== Exercise task ==
Pictures should be excluded; otherwise, copy every entry exactly.

— Start of Data records —

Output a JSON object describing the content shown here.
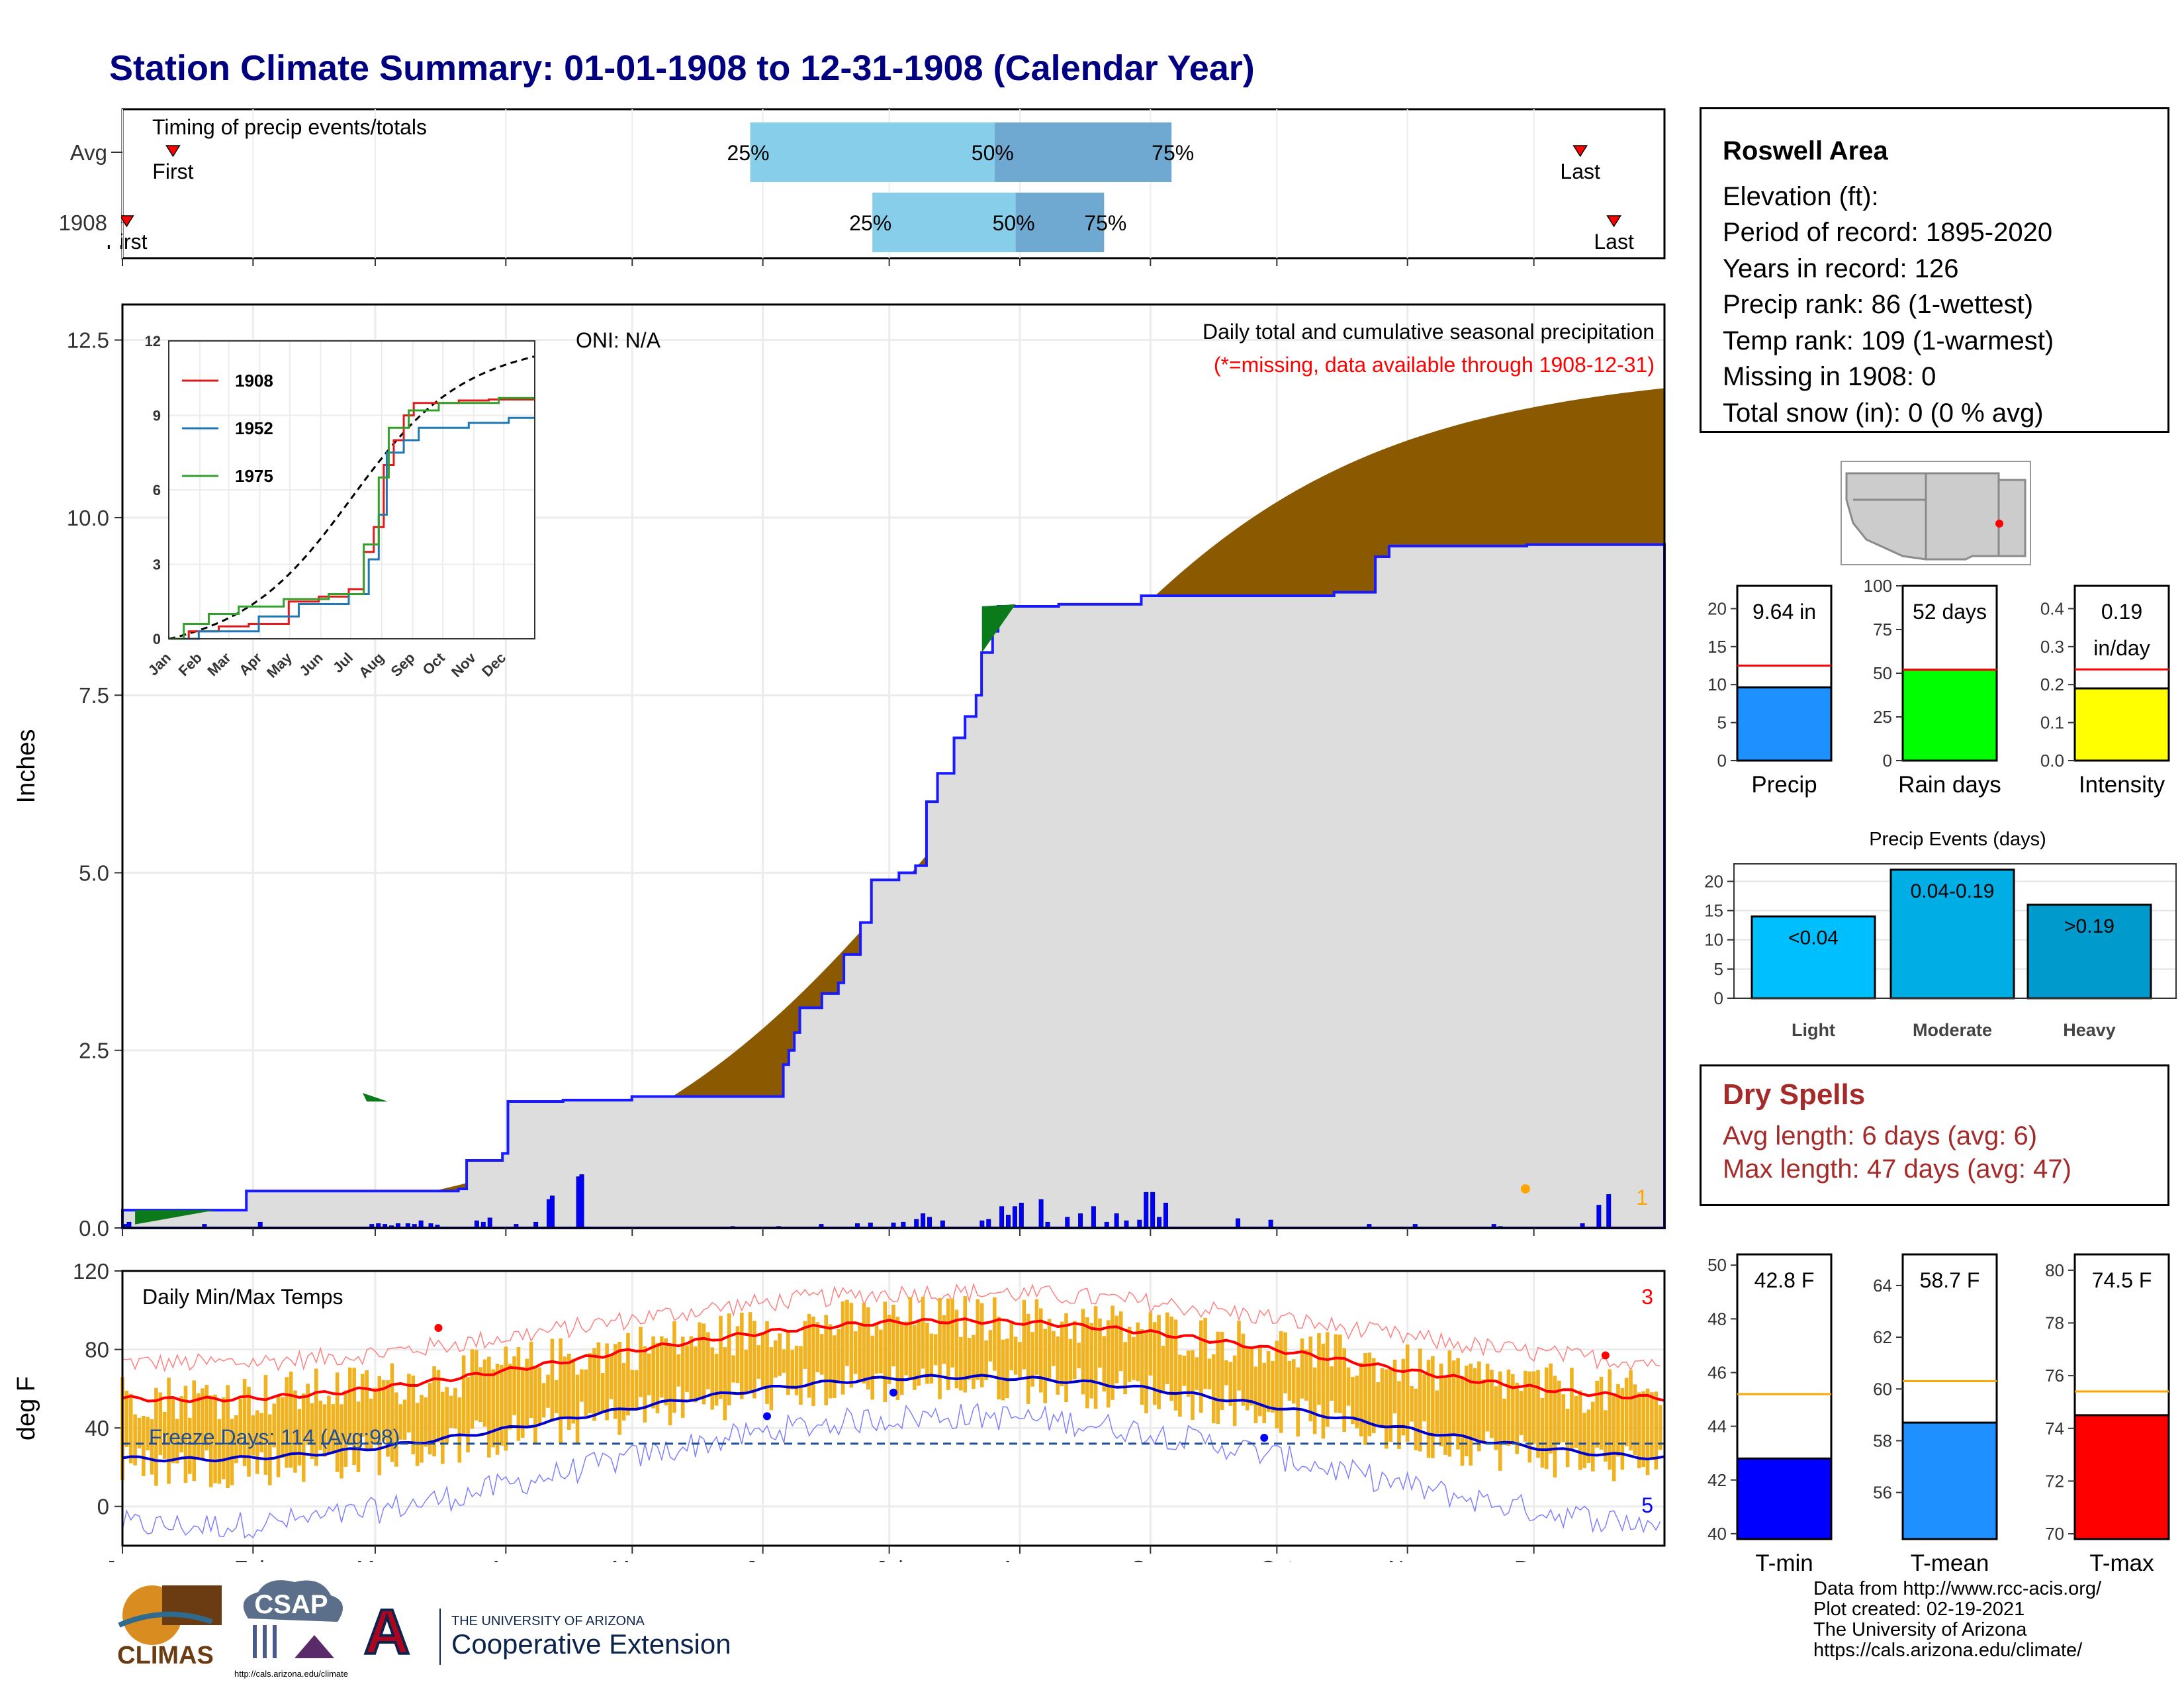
{
  "title": "Station Climate Summary: 01-01-1908 to 12-31-1908 (Calendar Year)",
  "timing": {
    "label": "Timing of precip events/totals",
    "rows": [
      "Avg",
      "1908"
    ],
    "avg": {
      "first_doy": 12,
      "p25_doy": 149,
      "p50_doy": 207,
      "p75_doy": 249,
      "last_doy": 346
    },
    "year": {
      "first_doy": 1,
      "p25_doy": 178,
      "p50_doy": 212,
      "p75_doy": 233,
      "last_doy": 354
    },
    "marker_first": "First",
    "marker_last": "Last",
    "marker_first_year": "First",
    "p25": "25%",
    "p50": "50%",
    "p75": "75%"
  },
  "precip_chart": {
    "ylabel": "Inches",
    "yticks": [
      "0.0",
      "2.5",
      "5.0",
      "7.5",
      "10.0",
      "12.5"
    ],
    "ylim": [
      0,
      13.0
    ],
    "annotation_right": "Daily total and cumulative seasonal precipitation",
    "annotation_missing": "(*=missing, data available through 1908-12-31)",
    "oni": "ONI: N/A",
    "corner_count": "1",
    "colors": {
      "above_avg": "#8b5a00",
      "below_avg": "#0a7a1a",
      "obs": "#1a1aff",
      "fill": "#dddddd"
    }
  },
  "inset": {
    "yticks": [
      "0",
      "3",
      "6",
      "9",
      "12"
    ],
    "xticks": [
      "Jan",
      "Feb",
      "Mar",
      "Apr",
      "May",
      "Jun",
      "Jul",
      "Aug",
      "Sep",
      "Oct",
      "Nov",
      "Dec"
    ],
    "legend": [
      {
        "name": "1908",
        "color": "#e31a1c"
      },
      {
        "name": "1952",
        "color": "#1f78b4"
      },
      {
        "name": "1975",
        "color": "#33a02c"
      }
    ]
  },
  "temp_chart": {
    "ylabel": "deg F",
    "yticks": [
      "0",
      "40",
      "80",
      "120"
    ],
    "ylim": [
      -20,
      120
    ],
    "label": "Daily Min/Max Temps",
    "freeze": "Freeze Days: 114 (Avg:98)",
    "count_top": "3",
    "count_bottom": "5",
    "months": [
      "Jan",
      "Feb",
      "Mar",
      "Apr",
      "May",
      "Jun",
      "Jul",
      "Aug",
      "Sep",
      "Oct",
      "Nov",
      "Dec"
    ]
  },
  "info": {
    "station": "Roswell Area",
    "lines": [
      "Elevation (ft):",
      "Period of record: 1895-2020",
      "Years in record: 126",
      "Precip rank: 86 (1-wettest)",
      "Temp rank: 109 (1-warmest)",
      "Missing in 1908: 0",
      "Total snow (in): 0 (0 % avg)"
    ]
  },
  "mini_bars": [
    {
      "name": "Precip",
      "value_label": "9.64 in",
      "value": 9.64,
      "avg": 12.5,
      "ymax": 23,
      "ticks": [
        "0",
        "5",
        "10",
        "15",
        "20"
      ],
      "tickvals": [
        0,
        5,
        10,
        15,
        20
      ],
      "color": "#1e90ff"
    },
    {
      "name": "Rain days",
      "value_label": "52 days",
      "value": 52,
      "avg": 52,
      "ymax": 100,
      "ticks": [
        "0",
        "25",
        "50",
        "75",
        "100"
      ],
      "tickvals": [
        0,
        25,
        50,
        75,
        100
      ],
      "color": "#00ff00"
    },
    {
      "name": "Intensity",
      "value_label": "0.19",
      "value_label2": "in/day",
      "value": 0.19,
      "avg": 0.24,
      "ymax": 0.46,
      "ticks": [
        "0.0",
        "0.1",
        "0.2",
        "0.3",
        "0.4"
      ],
      "tickvals": [
        0,
        0.1,
        0.2,
        0.3,
        0.4
      ],
      "color": "#ffff00"
    }
  ],
  "events": {
    "title": "Precip Events (days)",
    "categories": [
      "Light",
      "Moderate",
      "Heavy"
    ],
    "labels": [
      "<0.04",
      "0.04-0.19",
      ">0.19"
    ],
    "values": [
      14,
      22,
      16
    ],
    "ymax": 23,
    "ticks": [
      "0",
      "5",
      "10",
      "15",
      "20"
    ],
    "colors": [
      "#00bfff",
      "#00aee6",
      "#009acd"
    ]
  },
  "dry": {
    "title": "Dry Spells",
    "avg": "Avg length: 6 days (avg: 6)",
    "max": "Max length: 47 days (avg: 47)"
  },
  "temp_bars": [
    {
      "name": "T-min",
      "value_label": "42.8 F",
      "value": 42.8,
      "avg": 45.2,
      "ymin": 39.8,
      "ymax": 50.4,
      "ticks": [
        "40",
        "42",
        "44",
        "46",
        "48",
        "50"
      ],
      "tickvals": [
        40,
        42,
        44,
        46,
        48,
        50
      ],
      "color": "#0000ff"
    },
    {
      "name": "T-mean",
      "value_label": "58.7 F",
      "value": 58.7,
      "avg": 60.3,
      "ymin": 54.2,
      "ymax": 65.2,
      "ticks": [
        "56",
        "58",
        "60",
        "62",
        "64"
      ],
      "tickvals": [
        56,
        58,
        60,
        62,
        64
      ],
      "color": "#1e90ff"
    },
    {
      "name": "T-max",
      "value_label": "74.5 F",
      "value": 74.5,
      "avg": 75.4,
      "ymin": 69.8,
      "ymax": 80.6,
      "ticks": [
        "70",
        "72",
        "74",
        "76",
        "78",
        "80"
      ],
      "tickvals": [
        70,
        72,
        74,
        76,
        78,
        80
      ],
      "color": "#ff0000"
    }
  ],
  "credits": [
    "Data from http://www.rcc-acis.org/",
    "Plot created: 02-19-2021",
    "The University of Arizona",
    "https://cals.arizona.edu/climate/"
  ],
  "logos": {
    "climas": "CLIMAS",
    "csap": "CSAP",
    "csap_url": "http://cals.arizona.edu/climate",
    "ua_line1": "THE UNIVERSITY OF ARIZONA",
    "ua_line2": "Cooperative Extension"
  }
}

— End of Data records —

== Solved problem ==
Output a JSON object describing the content shown here.
{
  "title": "Station Climate Summary: 01-01-1908 to 12-31-1908 (Calendar Year)",
  "timing": {
    "label": "Timing of precip events/totals",
    "rows": [
      "Avg",
      "1908"
    ],
    "avg": {
      "first_doy": 12,
      "p25_doy": 149,
      "p50_doy": 207,
      "p75_doy": 249,
      "last_doy": 346
    },
    "year": {
      "first_doy": 1,
      "p25_doy": 178,
      "p50_doy": 212,
      "p75_doy": 233,
      "last_doy": 354
    },
    "marker_first": "First",
    "marker_last": "Last",
    "marker_first_year": "First",
    "p25": "25%",
    "p50": "50%",
    "p75": "75%"
  },
  "precip_chart": {
    "ylabel": "Inches",
    "yticks": [
      "0.0",
      "2.5",
      "5.0",
      "7.5",
      "10.0",
      "12.5"
    ],
    "ylim": [
      0,
      13.0
    ],
    "annotation_right": "Daily total and cumulative seasonal precipitation",
    "annotation_missing": "(*=missing, data available through 1908-12-31)",
    "oni": "ONI: N/A",
    "corner_count": "1",
    "colors": {
      "above_avg": "#8b5a00",
      "below_avg": "#0a7a1a",
      "obs": "#1a1aff",
      "fill": "#dddddd"
    }
  },
  "inset": {
    "yticks": [
      "0",
      "3",
      "6",
      "9",
      "12"
    ],
    "xticks": [
      "Jan",
      "Feb",
      "Mar",
      "Apr",
      "May",
      "Jun",
      "Jul",
      "Aug",
      "Sep",
      "Oct",
      "Nov",
      "Dec"
    ],
    "legend": [
      {
        "name": "1908",
        "color": "#e31a1c"
      },
      {
        "name": "1952",
        "color": "#1f78b4"
      },
      {
        "name": "1975",
        "color": "#33a02c"
      }
    ]
  },
  "temp_chart": {
    "ylabel": "deg F",
    "yticks": [
      "0",
      "40",
      "80",
      "120"
    ],
    "ylim": [
      -20,
      120
    ],
    "label": "Daily Min/Max Temps",
    "freeze": "Freeze Days: 114 (Avg:98)",
    "count_top": "3",
    "count_bottom": "5",
    "months": [
      "Jan",
      "Feb",
      "Mar",
      "Apr",
      "May",
      "Jun",
      "Jul",
      "Aug",
      "Sep",
      "Oct",
      "Nov",
      "Dec"
    ]
  },
  "info": {
    "station": "Roswell Area",
    "lines": [
      "Elevation (ft):",
      "Period of record: 1895-2020",
      "Years in record: 126",
      "Precip rank: 86 (1-wettest)",
      "Temp rank: 109 (1-warmest)",
      "Missing in 1908: 0",
      "Total snow (in): 0 (0 % avg)"
    ]
  },
  "mini_bars": [
    {
      "name": "Precip",
      "value_label": "9.64 in",
      "value": 9.64,
      "avg": 12.5,
      "ymax": 23,
      "ticks": [
        "0",
        "5",
        "10",
        "15",
        "20"
      ],
      "tickvals": [
        0,
        5,
        10,
        15,
        20
      ],
      "color": "#1e90ff"
    },
    {
      "name": "Rain days",
      "value_label": "52 days",
      "value": 52,
      "avg": 52,
      "ymax": 100,
      "ticks": [
        "0",
        "25",
        "50",
        "75",
        "100"
      ],
      "tickvals": [
        0,
        25,
        50,
        75,
        100
      ],
      "color": "#00ff00"
    },
    {
      "name": "Intensity",
      "value_label": "0.19",
      "value_label2": "in/day",
      "value": 0.19,
      "avg": 0.24,
      "ymax": 0.46,
      "ticks": [
        "0.0",
        "0.1",
        "0.2",
        "0.3",
        "0.4"
      ],
      "tickvals": [
        0,
        0.1,
        0.2,
        0.3,
        0.4
      ],
      "color": "#ffff00"
    }
  ],
  "events": {
    "title": "Precip Events (days)",
    "categories": [
      "Light",
      "Moderate",
      "Heavy"
    ],
    "labels": [
      "<0.04",
      "0.04-0.19",
      ">0.19"
    ],
    "values": [
      14,
      22,
      16
    ],
    "ymax": 23,
    "ticks": [
      "0",
      "5",
      "10",
      "15",
      "20"
    ],
    "colors": [
      "#00bfff",
      "#00aee6",
      "#009acd"
    ]
  },
  "dry": {
    "title": "Dry Spells",
    "avg": "Avg length: 6 days (avg: 6)",
    "max": "Max length: 47 days (avg: 47)"
  },
  "temp_bars": [
    {
      "name": "T-min",
      "value_label": "42.8 F",
      "value": 42.8,
      "avg": 45.2,
      "ymin": 39.8,
      "ymax": 50.4,
      "ticks": [
        "40",
        "42",
        "44",
        "46",
        "48",
        "50"
      ],
      "tickvals": [
        40,
        42,
        44,
        46,
        48,
        50
      ],
      "color": "#0000ff"
    },
    {
      "name": "T-mean",
      "value_label": "58.7 F",
      "value": 58.7,
      "avg": 60.3,
      "ymin": 54.2,
      "ymax": 65.2,
      "ticks": [
        "56",
        "58",
        "60",
        "62",
        "64"
      ],
      "tickvals": [
        56,
        58,
        60,
        62,
        64
      ],
      "color": "#1e90ff"
    },
    {
      "name": "T-max",
      "value_label": "74.5 F",
      "value": 74.5,
      "avg": 75.4,
      "ymin": 69.8,
      "ymax": 80.6,
      "ticks": [
        "70",
        "72",
        "74",
        "76",
        "78",
        "80"
      ],
      "tickvals": [
        70,
        72,
        74,
        76,
        78,
        80
      ],
      "color": "#ff0000"
    }
  ],
  "credits": [
    "Data from http://www.rcc-acis.org/",
    "Plot created: 02-19-2021",
    "The University of Arizona",
    "https://cals.arizona.edu/climate/"
  ],
  "logos": {
    "climas": "CLIMAS",
    "csap": "CSAP",
    "csap_url": "http://cals.arizona.edu/climate",
    "ua_line1": "THE UNIVERSITY OF ARIZONA",
    "ua_line2": "Cooperative Extension"
  }
}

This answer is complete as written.